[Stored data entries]
┄┄┄┄┄┄

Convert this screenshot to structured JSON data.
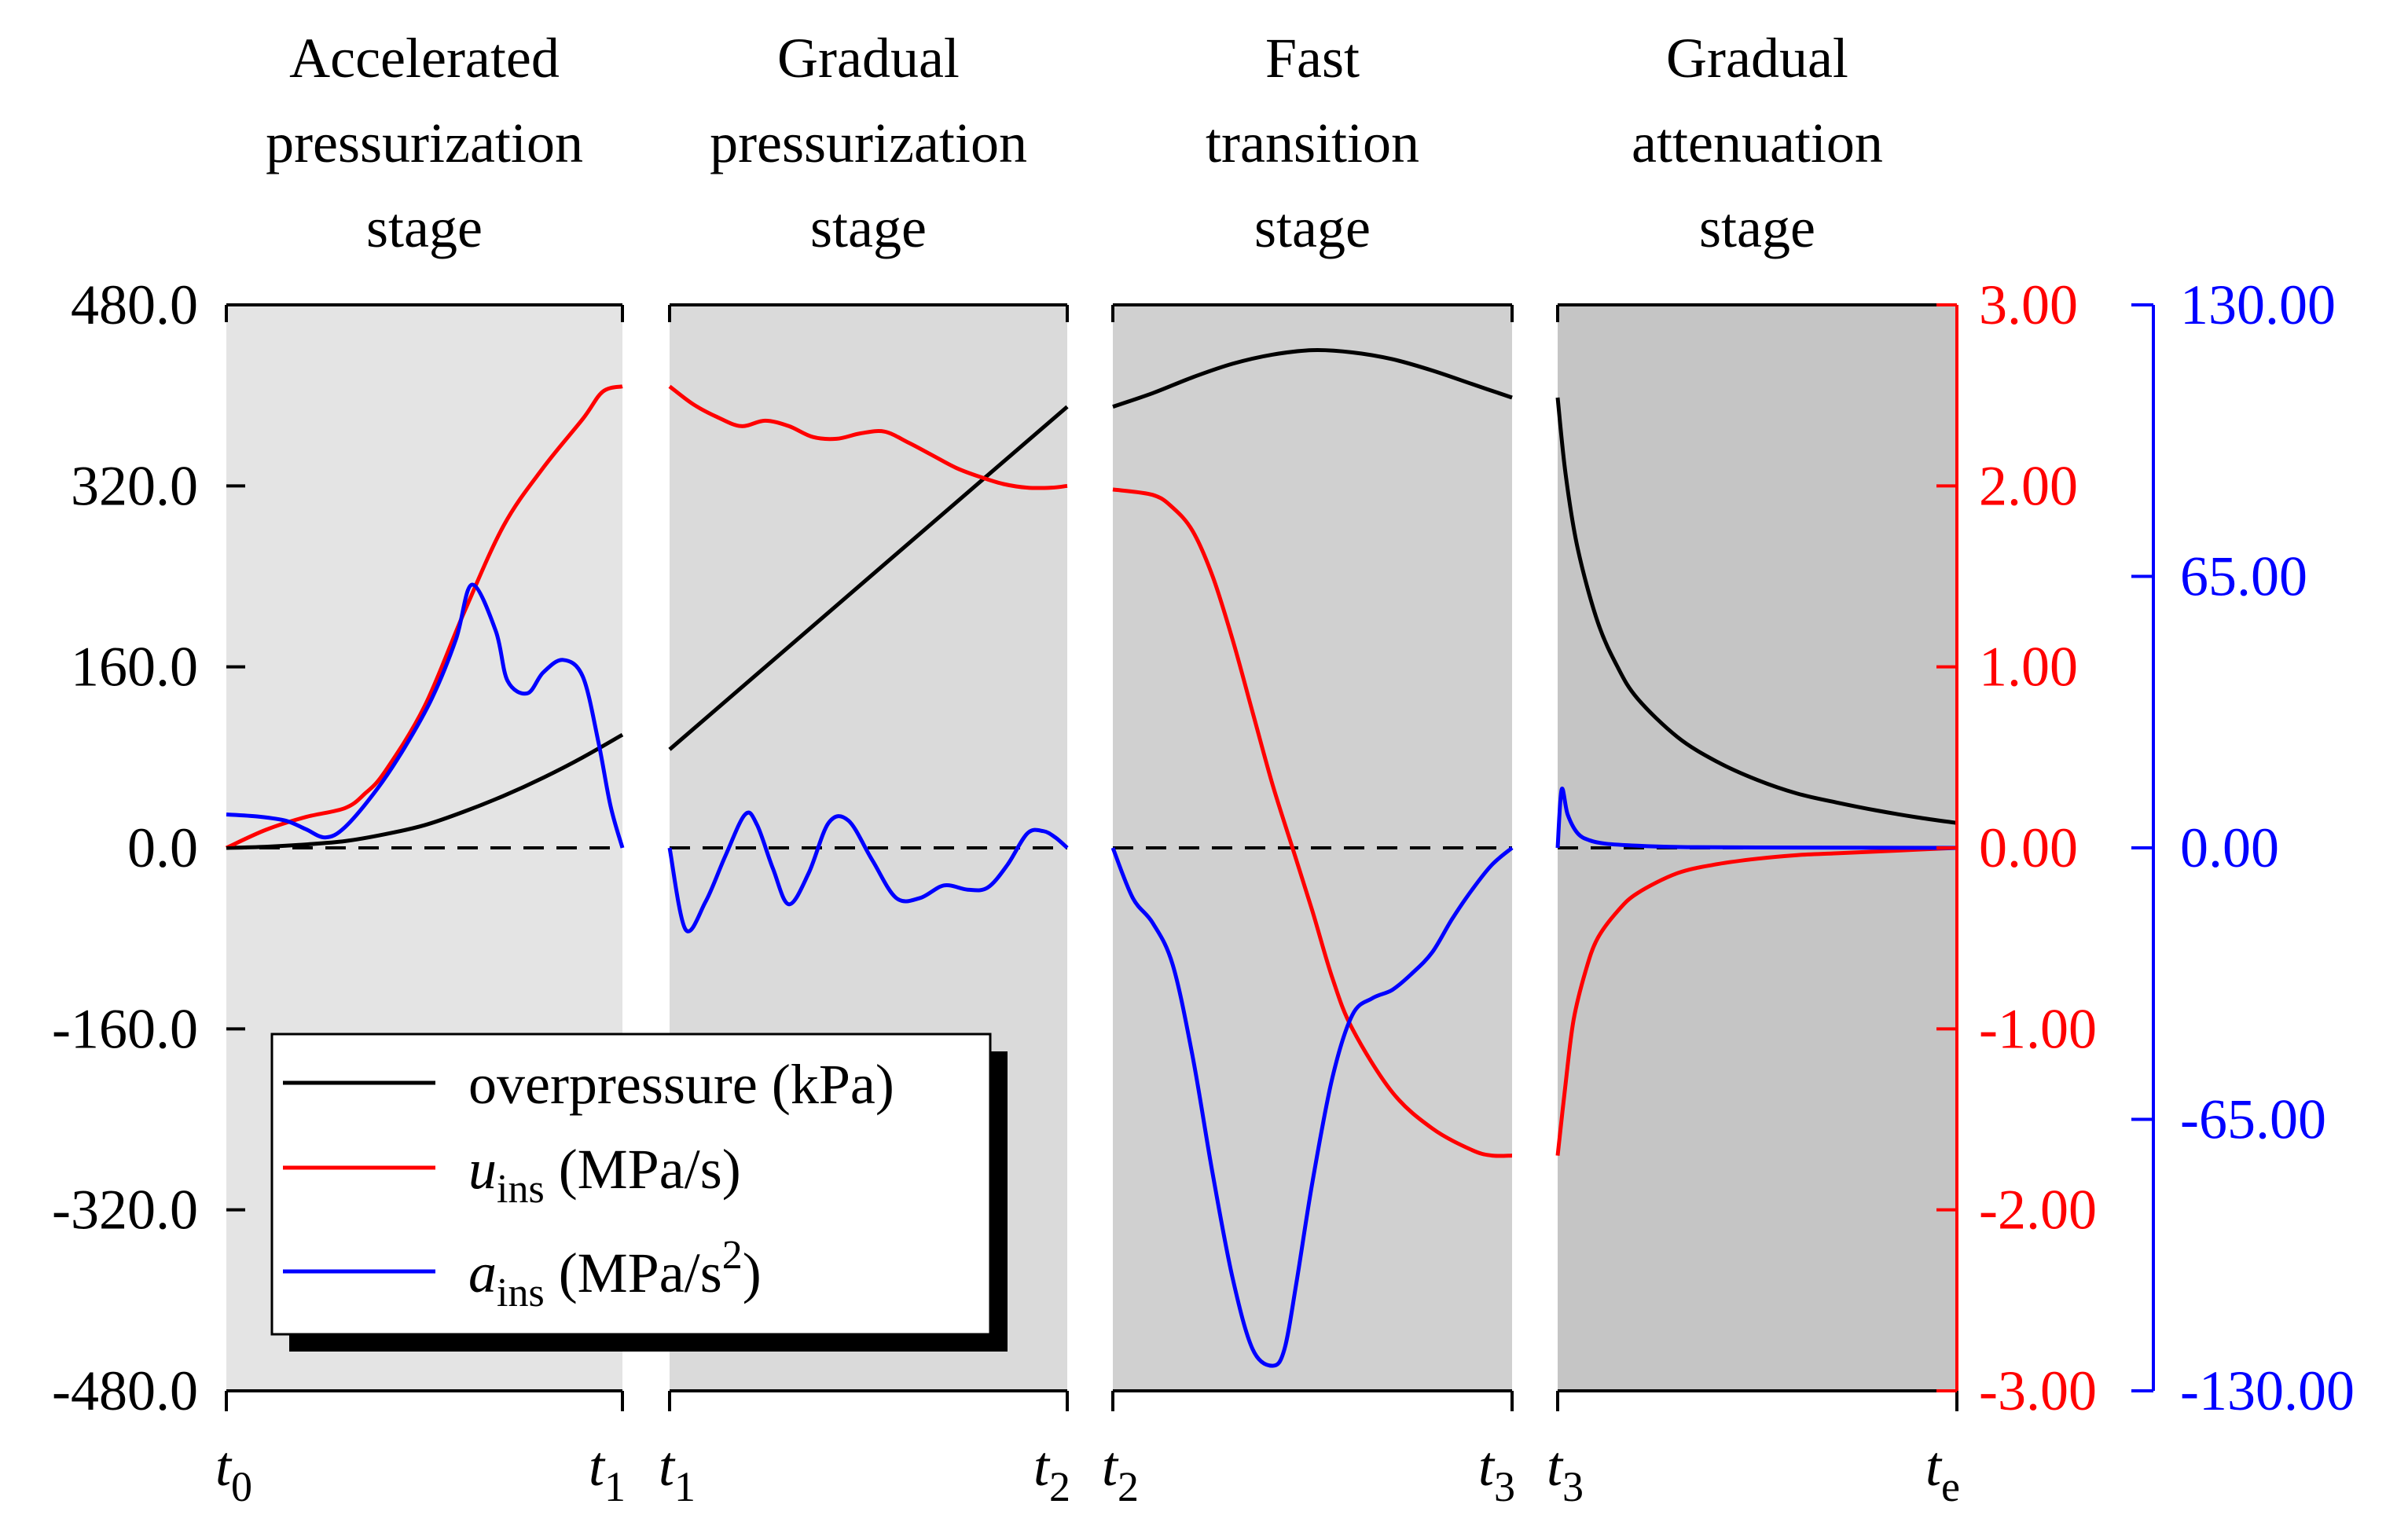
{
  "chart_data": {
    "type": "line",
    "panels": [
      {
        "stage_title": [
          "Accelerated",
          "pressurization",
          "stage"
        ],
        "x_start_label": "t0",
        "x_end_label": "t1",
        "background": "#e4e4e4",
        "series": {
          "overpressure": {
            "x": [
              0,
              0.1,
              0.2,
              0.3,
              0.4,
              0.5,
              0.6,
              0.7,
              0.8,
              0.9,
              1.0
            ],
            "y": [
              0,
              1,
              3,
              6,
              12,
              20,
              32,
              46,
              62,
              80,
              100
            ]
          },
          "u_ins": {
            "x": [
              0,
              0.1,
              0.2,
              0.3,
              0.35,
              0.4,
              0.5,
              0.6,
              0.7,
              0.8,
              0.9,
              0.95,
              1.0
            ],
            "y": [
              0.0,
              0.1,
              0.17,
              0.22,
              0.3,
              0.42,
              0.78,
              1.3,
              1.78,
              2.1,
              2.37,
              2.52,
              2.55
            ]
          },
          "a_ins": {
            "x": [
              0,
              0.08,
              0.15,
              0.2,
              0.25,
              0.3,
              0.38,
              0.45,
              0.52,
              0.58,
              0.62,
              0.68,
              0.71,
              0.76,
              0.8,
              0.85,
              0.9,
              0.94,
              0.97,
              1.0
            ],
            "y": [
              8.0,
              7.5,
              6.5,
              4.5,
              2.5,
              5.0,
              14.0,
              24.0,
              36.0,
              50.0,
              63.0,
              52.0,
              40.0,
              37.0,
              42.0,
              45.0,
              41.0,
              25.0,
              10.0,
              0.0
            ]
          }
        }
      },
      {
        "stage_title": [
          "Gradual",
          "pressurization",
          "stage"
        ],
        "x_start_label": "t1",
        "x_end_label": "t2",
        "background": "#dadada",
        "series": {
          "overpressure": {
            "x": [
              0,
              1
            ],
            "y": [
              87,
              390
            ]
          },
          "u_ins": {
            "x": [
              0,
              0.06,
              0.12,
              0.18,
              0.24,
              0.3,
              0.36,
              0.42,
              0.48,
              0.54,
              0.6,
              0.66,
              0.72,
              0.78,
              0.84,
              0.9,
              0.96,
              1.0
            ],
            "y": [
              2.55,
              2.45,
              2.38,
              2.33,
              2.36,
              2.33,
              2.27,
              2.26,
              2.29,
              2.3,
              2.24,
              2.17,
              2.1,
              2.05,
              2.01,
              1.99,
              1.99,
              2.0
            ]
          },
          "a_ins": {
            "x": [
              0,
              0.04,
              0.09,
              0.14,
              0.19,
              0.22,
              0.26,
              0.3,
              0.35,
              0.4,
              0.45,
              0.51,
              0.57,
              0.63,
              0.69,
              0.75,
              0.8,
              0.85,
              0.9,
              0.94,
              0.97,
              1.0
            ],
            "y": [
              0.0,
              -19.5,
              -13.0,
              -2.0,
              8.0,
              5.5,
              -5.0,
              -13.5,
              -6.0,
              6.0,
              6.5,
              -3.0,
              -12.0,
              -12.0,
              -9.0,
              -10.0,
              -9.5,
              -4.0,
              3.5,
              4.0,
              2.5,
              0.0
            ]
          }
        }
      },
      {
        "stage_title": [
          "Fast",
          "transition",
          "stage"
        ],
        "x_start_label": "t2",
        "x_end_label": "t3",
        "background": "#d0d0d0",
        "series": {
          "overpressure": {
            "x": [
              0,
              0.1,
              0.2,
              0.3,
              0.4,
              0.5,
              0.6,
              0.7,
              0.8,
              0.9,
              1.0
            ],
            "y": [
              390,
              402,
              416,
              428,
              436,
              440,
              438,
              432,
              422,
              410,
              398
            ]
          },
          "u_ins": {
            "x": [
              0,
              0.1,
              0.15,
              0.2,
              0.25,
              0.3,
              0.35,
              0.4,
              0.45,
              0.5,
              0.55,
              0.6,
              0.7,
              0.8,
              0.9,
              0.95,
              1.0
            ],
            "y": [
              1.98,
              1.95,
              1.88,
              1.75,
              1.5,
              1.15,
              0.75,
              0.35,
              0.0,
              -0.35,
              -0.72,
              -1.0,
              -1.35,
              -1.55,
              -1.67,
              -1.7,
              -1.7
            ]
          },
          "a_ins": {
            "x": [
              0,
              0.05,
              0.1,
              0.15,
              0.2,
              0.25,
              0.3,
              0.35,
              0.4,
              0.43,
              0.46,
              0.5,
              0.55,
              0.6,
              0.65,
              0.7,
              0.75,
              0.8,
              0.85,
              0.9,
              0.95,
              1.0
            ],
            "y": [
              0.0,
              -12.0,
              -18.0,
              -28.0,
              -50.0,
              -78.0,
              -103.0,
              -120.0,
              -124.0,
              -120.0,
              -104.0,
              -80.0,
              -55.0,
              -40.0,
              -36.0,
              -34.0,
              -30.0,
              -25.0,
              -17.0,
              -10.0,
              -4.0,
              0.0
            ]
          }
        }
      },
      {
        "stage_title": [
          "Gradual",
          "attenuation",
          "stage"
        ],
        "x_start_label": "t3",
        "x_end_label": "te",
        "background": "#c5c5c5",
        "series": {
          "overpressure": {
            "x": [
              0,
              0.02,
              0.05,
              0.1,
              0.15,
              0.2,
              0.3,
              0.4,
              0.5,
              0.6,
              0.7,
              0.8,
              0.9,
              1.0
            ],
            "y": [
              398,
              330,
              265,
              200,
              160,
              132,
              98,
              76,
              60,
              48,
              40,
              33,
              27,
              22
            ]
          },
          "u_ins": {
            "x": [
              0,
              0.02,
              0.04,
              0.07,
              0.1,
              0.15,
              0.2,
              0.3,
              0.4,
              0.5,
              0.6,
              0.7,
              0.8,
              0.9,
              1.0
            ],
            "y": [
              -1.7,
              -1.3,
              -0.95,
              -0.68,
              -0.5,
              -0.35,
              -0.25,
              -0.14,
              -0.09,
              -0.06,
              -0.04,
              -0.03,
              -0.02,
              -0.01,
              0.0
            ]
          },
          "a_ins": {
            "x": [
              0,
              0.01,
              0.025,
              0.05,
              0.08,
              0.12,
              0.2,
              0.3,
              0.5,
              1.0
            ],
            "y": [
              0.0,
              14.0,
              8.0,
              3.5,
              1.8,
              1.0,
              0.5,
              0.2,
              0.1,
              0.0
            ]
          }
        }
      }
    ],
    "y_left": {
      "label": "overpressure (kPa)",
      "range": [
        -480,
        480
      ],
      "ticks": [
        "480.0",
        "320.0",
        "160.0",
        "0.0",
        "-160.0",
        "-320.0",
        "-480.0"
      ],
      "tick_values": [
        480,
        320,
        160,
        0,
        -160,
        -320,
        -480
      ]
    },
    "y_right_1": {
      "label": "u_ins (MPa/s)",
      "range": [
        -3,
        3
      ],
      "ticks": [
        "3.00",
        "2.00",
        "1.00",
        "0.00",
        "-1.00",
        "-2.00",
        "-3.00"
      ],
      "tick_values": [
        3,
        2,
        1,
        0,
        -1,
        -2,
        -3
      ]
    },
    "y_right_2": {
      "label": "a_ins (MPa/s^2)",
      "range": [
        -130,
        130
      ],
      "ticks": [
        "130.00",
        "65.00",
        "0.00",
        "-65.00",
        "-130.00"
      ],
      "tick_values": [
        130,
        65,
        0,
        -65,
        -130
      ]
    },
    "legend": [
      {
        "key": "overpressure",
        "main": "overpressure (kPa)",
        "italic": "",
        "sub": "",
        "sup": "",
        "after_sup": ""
      },
      {
        "key": "u_ins",
        "main": "",
        "italic": "u",
        "sub": "ins",
        "unit": " (MPa/s)",
        "sup": "",
        "after_sup": ""
      },
      {
        "key": "a_ins",
        "main": "",
        "italic": "a",
        "sub": "ins",
        "unit": " (MPa/s",
        "sup": "2",
        "after_sup": ")"
      }
    ],
    "colors": {
      "overpressure": "#000000",
      "u_ins": "#ff0000",
      "a_ins": "#0000ff",
      "zero_line": "#000000"
    }
  }
}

┄┄┄┄┄┄

▸ DO THIS
Using the listing, collect all lines in which the string "background" is found.

▸ RESPONSE TO THIS EXERCISE
        "background": "#e4e4e4",
        "background": "#dadada",
        "background": "#d0d0d0",
        "background": "#c5c5c5",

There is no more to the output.